• [Records for the exercise]:
◇ ◇ ◇

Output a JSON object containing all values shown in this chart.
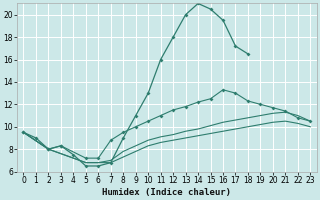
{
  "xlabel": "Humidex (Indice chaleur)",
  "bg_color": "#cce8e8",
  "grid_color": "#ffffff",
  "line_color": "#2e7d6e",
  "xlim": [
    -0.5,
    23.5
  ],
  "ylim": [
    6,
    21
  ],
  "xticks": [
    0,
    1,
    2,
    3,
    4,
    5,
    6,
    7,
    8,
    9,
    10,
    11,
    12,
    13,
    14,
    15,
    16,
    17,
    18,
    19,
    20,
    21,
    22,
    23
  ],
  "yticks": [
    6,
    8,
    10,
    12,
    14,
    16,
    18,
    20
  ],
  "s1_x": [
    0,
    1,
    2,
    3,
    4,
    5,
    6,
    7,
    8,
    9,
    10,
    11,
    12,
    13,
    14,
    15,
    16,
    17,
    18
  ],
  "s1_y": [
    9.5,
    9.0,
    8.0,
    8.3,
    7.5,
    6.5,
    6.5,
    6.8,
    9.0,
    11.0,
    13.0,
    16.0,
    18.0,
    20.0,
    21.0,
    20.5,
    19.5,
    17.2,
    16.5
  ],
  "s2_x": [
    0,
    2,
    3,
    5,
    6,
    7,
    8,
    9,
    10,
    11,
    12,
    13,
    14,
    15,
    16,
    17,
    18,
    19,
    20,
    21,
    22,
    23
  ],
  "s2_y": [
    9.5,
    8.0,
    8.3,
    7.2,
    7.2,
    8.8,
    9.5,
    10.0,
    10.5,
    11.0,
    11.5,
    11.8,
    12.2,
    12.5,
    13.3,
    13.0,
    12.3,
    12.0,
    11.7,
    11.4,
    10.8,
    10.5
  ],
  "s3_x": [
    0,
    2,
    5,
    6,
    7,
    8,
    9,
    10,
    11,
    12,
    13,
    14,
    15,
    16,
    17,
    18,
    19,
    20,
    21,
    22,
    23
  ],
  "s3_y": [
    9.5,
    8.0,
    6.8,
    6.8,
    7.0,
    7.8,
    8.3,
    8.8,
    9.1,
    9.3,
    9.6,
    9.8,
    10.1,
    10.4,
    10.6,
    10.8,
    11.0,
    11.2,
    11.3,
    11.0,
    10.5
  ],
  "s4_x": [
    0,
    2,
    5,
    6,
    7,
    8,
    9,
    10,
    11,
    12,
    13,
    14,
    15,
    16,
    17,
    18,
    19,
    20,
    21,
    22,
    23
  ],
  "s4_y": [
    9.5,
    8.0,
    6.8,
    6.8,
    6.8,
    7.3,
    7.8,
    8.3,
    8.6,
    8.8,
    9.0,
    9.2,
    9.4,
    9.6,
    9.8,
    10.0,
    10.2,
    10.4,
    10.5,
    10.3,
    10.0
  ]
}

◇ ◇ ◇

• [Written instruction]:
Repeat the data exactly, without the pictures.

• [Completed task]:
Output a JSON object containing all values shown in this chart.
{
  "xlabel": "Humidex (Indice chaleur)",
  "bg_color": "#cce8e8",
  "grid_color": "#ffffff",
  "line_color": "#2e7d6e",
  "xlim": [
    -0.5,
    23.5
  ],
  "ylim": [
    6,
    21
  ],
  "xticks": [
    0,
    1,
    2,
    3,
    4,
    5,
    6,
    7,
    8,
    9,
    10,
    11,
    12,
    13,
    14,
    15,
    16,
    17,
    18,
    19,
    20,
    21,
    22,
    23
  ],
  "yticks": [
    6,
    8,
    10,
    12,
    14,
    16,
    18,
    20
  ],
  "s1_x": [
    0,
    1,
    2,
    3,
    4,
    5,
    6,
    7,
    8,
    9,
    10,
    11,
    12,
    13,
    14,
    15,
    16,
    17,
    18
  ],
  "s1_y": [
    9.5,
    9.0,
    8.0,
    8.3,
    7.5,
    6.5,
    6.5,
    6.8,
    9.0,
    11.0,
    13.0,
    16.0,
    18.0,
    20.0,
    21.0,
    20.5,
    19.5,
    17.2,
    16.5
  ],
  "s2_x": [
    0,
    2,
    3,
    5,
    6,
    7,
    8,
    9,
    10,
    11,
    12,
    13,
    14,
    15,
    16,
    17,
    18,
    19,
    20,
    21,
    22,
    23
  ],
  "s2_y": [
    9.5,
    8.0,
    8.3,
    7.2,
    7.2,
    8.8,
    9.5,
    10.0,
    10.5,
    11.0,
    11.5,
    11.8,
    12.2,
    12.5,
    13.3,
    13.0,
    12.3,
    12.0,
    11.7,
    11.4,
    10.8,
    10.5
  ],
  "s3_x": [
    0,
    2,
    5,
    6,
    7,
    8,
    9,
    10,
    11,
    12,
    13,
    14,
    15,
    16,
    17,
    18,
    19,
    20,
    21,
    22,
    23
  ],
  "s3_y": [
    9.5,
    8.0,
    6.8,
    6.8,
    7.0,
    7.8,
    8.3,
    8.8,
    9.1,
    9.3,
    9.6,
    9.8,
    10.1,
    10.4,
    10.6,
    10.8,
    11.0,
    11.2,
    11.3,
    11.0,
    10.5
  ],
  "s4_x": [
    0,
    2,
    5,
    6,
    7,
    8,
    9,
    10,
    11,
    12,
    13,
    14,
    15,
    16,
    17,
    18,
    19,
    20,
    21,
    22,
    23
  ],
  "s4_y": [
    9.5,
    8.0,
    6.8,
    6.8,
    6.8,
    7.3,
    7.8,
    8.3,
    8.6,
    8.8,
    9.0,
    9.2,
    9.4,
    9.6,
    9.8,
    10.0,
    10.2,
    10.4,
    10.5,
    10.3,
    10.0
  ]
}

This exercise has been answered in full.